[Objective]: Pull every line with the word "Average" out of the entries below.

(Chart and figure data)
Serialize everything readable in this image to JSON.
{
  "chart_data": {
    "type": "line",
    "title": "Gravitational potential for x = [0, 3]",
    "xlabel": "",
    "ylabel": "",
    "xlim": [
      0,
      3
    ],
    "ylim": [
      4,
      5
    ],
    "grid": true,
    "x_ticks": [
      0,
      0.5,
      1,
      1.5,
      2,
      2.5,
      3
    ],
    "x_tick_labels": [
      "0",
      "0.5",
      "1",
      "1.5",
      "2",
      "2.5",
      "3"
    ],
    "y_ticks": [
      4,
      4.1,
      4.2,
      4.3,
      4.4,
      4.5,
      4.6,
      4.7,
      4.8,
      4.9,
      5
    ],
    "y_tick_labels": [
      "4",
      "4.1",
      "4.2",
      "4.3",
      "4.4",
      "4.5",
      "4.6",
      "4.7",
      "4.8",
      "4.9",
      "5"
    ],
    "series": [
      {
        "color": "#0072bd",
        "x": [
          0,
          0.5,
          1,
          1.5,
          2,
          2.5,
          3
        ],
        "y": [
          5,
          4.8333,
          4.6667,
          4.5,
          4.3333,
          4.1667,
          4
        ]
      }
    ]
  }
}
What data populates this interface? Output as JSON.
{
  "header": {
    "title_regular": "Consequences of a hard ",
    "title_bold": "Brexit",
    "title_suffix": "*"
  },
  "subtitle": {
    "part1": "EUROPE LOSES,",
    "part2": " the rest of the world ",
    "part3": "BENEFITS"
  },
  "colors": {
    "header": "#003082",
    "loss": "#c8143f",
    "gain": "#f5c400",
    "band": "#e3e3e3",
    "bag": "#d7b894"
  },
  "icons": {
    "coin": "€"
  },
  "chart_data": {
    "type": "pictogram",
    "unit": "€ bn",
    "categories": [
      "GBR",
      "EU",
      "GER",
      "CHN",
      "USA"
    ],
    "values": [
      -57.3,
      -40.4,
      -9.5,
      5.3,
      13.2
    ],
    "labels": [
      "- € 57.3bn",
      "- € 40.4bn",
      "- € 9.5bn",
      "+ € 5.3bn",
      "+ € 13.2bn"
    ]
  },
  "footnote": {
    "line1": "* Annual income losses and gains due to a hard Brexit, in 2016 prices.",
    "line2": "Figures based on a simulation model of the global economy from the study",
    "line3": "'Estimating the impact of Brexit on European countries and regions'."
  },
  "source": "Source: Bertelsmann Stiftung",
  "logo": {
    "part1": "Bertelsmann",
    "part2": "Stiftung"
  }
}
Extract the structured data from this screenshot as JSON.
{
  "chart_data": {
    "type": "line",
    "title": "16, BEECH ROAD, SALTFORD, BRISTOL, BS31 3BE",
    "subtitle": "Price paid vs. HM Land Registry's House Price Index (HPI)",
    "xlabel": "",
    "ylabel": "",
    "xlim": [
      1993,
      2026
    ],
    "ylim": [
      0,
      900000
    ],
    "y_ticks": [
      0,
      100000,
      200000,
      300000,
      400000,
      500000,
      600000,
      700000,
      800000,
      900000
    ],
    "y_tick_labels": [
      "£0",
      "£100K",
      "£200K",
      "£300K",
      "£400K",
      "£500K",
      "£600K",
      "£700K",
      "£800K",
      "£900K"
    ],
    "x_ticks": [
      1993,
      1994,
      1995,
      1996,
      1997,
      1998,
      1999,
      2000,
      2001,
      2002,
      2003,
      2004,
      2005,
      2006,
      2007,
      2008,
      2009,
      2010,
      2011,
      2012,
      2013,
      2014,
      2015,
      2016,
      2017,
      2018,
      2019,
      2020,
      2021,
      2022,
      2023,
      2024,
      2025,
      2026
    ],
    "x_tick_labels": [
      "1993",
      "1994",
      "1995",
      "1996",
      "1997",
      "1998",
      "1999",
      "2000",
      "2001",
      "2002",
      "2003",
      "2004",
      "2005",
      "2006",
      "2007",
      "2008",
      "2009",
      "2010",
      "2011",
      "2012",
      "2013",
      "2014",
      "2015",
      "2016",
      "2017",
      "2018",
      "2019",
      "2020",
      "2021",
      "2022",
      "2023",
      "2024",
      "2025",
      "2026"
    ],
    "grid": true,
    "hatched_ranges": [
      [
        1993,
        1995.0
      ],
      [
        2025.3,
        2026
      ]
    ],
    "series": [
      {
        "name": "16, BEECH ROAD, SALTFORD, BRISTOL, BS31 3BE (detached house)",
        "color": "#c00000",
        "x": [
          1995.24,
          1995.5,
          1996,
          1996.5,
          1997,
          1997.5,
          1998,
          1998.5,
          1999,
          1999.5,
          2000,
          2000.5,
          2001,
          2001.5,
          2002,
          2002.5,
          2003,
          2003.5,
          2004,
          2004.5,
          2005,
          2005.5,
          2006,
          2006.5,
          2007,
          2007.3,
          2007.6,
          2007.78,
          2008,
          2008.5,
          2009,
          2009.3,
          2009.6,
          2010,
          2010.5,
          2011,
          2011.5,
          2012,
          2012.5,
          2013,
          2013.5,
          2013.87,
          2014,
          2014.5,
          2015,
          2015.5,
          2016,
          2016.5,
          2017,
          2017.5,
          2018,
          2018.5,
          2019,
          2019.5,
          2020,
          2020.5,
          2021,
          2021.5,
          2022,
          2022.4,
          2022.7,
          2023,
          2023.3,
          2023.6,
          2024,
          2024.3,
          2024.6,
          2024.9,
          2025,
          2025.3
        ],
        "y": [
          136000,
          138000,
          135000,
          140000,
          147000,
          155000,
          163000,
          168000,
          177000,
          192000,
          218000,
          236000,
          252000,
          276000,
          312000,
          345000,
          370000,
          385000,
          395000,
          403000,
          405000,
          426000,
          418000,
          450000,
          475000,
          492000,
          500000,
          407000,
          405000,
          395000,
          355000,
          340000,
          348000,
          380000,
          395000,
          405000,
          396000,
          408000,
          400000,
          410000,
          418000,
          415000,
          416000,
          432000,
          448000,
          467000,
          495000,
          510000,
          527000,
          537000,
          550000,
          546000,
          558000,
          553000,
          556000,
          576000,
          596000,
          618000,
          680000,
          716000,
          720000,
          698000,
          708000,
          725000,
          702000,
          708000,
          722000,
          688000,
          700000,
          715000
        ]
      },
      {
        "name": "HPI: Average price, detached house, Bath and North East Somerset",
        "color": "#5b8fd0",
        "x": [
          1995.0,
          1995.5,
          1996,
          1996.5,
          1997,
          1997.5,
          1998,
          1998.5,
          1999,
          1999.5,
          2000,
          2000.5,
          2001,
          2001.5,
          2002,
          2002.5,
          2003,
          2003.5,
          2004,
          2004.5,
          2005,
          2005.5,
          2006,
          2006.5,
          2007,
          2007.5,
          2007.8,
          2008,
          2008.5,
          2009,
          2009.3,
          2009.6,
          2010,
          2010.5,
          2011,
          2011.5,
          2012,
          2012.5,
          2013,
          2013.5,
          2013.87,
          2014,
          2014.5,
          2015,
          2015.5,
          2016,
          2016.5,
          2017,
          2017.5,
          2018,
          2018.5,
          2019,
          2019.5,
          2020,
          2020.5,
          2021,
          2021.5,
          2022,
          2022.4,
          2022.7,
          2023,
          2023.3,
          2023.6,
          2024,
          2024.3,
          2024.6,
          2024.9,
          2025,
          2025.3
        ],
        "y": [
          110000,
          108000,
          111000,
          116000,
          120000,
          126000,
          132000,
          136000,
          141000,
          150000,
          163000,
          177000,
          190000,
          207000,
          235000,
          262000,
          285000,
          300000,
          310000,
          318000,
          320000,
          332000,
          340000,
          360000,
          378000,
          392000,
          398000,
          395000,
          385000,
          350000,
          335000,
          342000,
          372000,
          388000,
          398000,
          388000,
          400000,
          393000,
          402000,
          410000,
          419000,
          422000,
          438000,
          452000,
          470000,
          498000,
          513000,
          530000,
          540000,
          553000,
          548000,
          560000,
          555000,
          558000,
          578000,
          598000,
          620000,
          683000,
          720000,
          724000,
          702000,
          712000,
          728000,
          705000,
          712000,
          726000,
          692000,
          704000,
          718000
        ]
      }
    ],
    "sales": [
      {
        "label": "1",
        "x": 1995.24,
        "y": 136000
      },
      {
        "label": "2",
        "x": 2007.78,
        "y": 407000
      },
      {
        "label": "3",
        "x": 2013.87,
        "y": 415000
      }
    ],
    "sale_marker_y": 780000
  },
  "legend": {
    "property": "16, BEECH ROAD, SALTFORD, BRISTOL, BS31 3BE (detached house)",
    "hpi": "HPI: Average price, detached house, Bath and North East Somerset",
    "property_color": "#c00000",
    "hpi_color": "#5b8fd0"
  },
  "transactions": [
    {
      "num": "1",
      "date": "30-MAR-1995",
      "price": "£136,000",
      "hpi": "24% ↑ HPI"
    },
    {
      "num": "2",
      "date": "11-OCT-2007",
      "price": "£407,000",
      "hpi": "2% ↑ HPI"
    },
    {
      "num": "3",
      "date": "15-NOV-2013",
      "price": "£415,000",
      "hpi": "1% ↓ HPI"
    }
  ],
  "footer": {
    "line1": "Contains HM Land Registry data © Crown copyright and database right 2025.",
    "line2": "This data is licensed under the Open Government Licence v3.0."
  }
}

[Solution for this problem]:
        "name": "HPI: Average price, detached house, Bath and North East Somerset",
    "hpi": "HPI: Average price, detached house, Bath and North East Somerset",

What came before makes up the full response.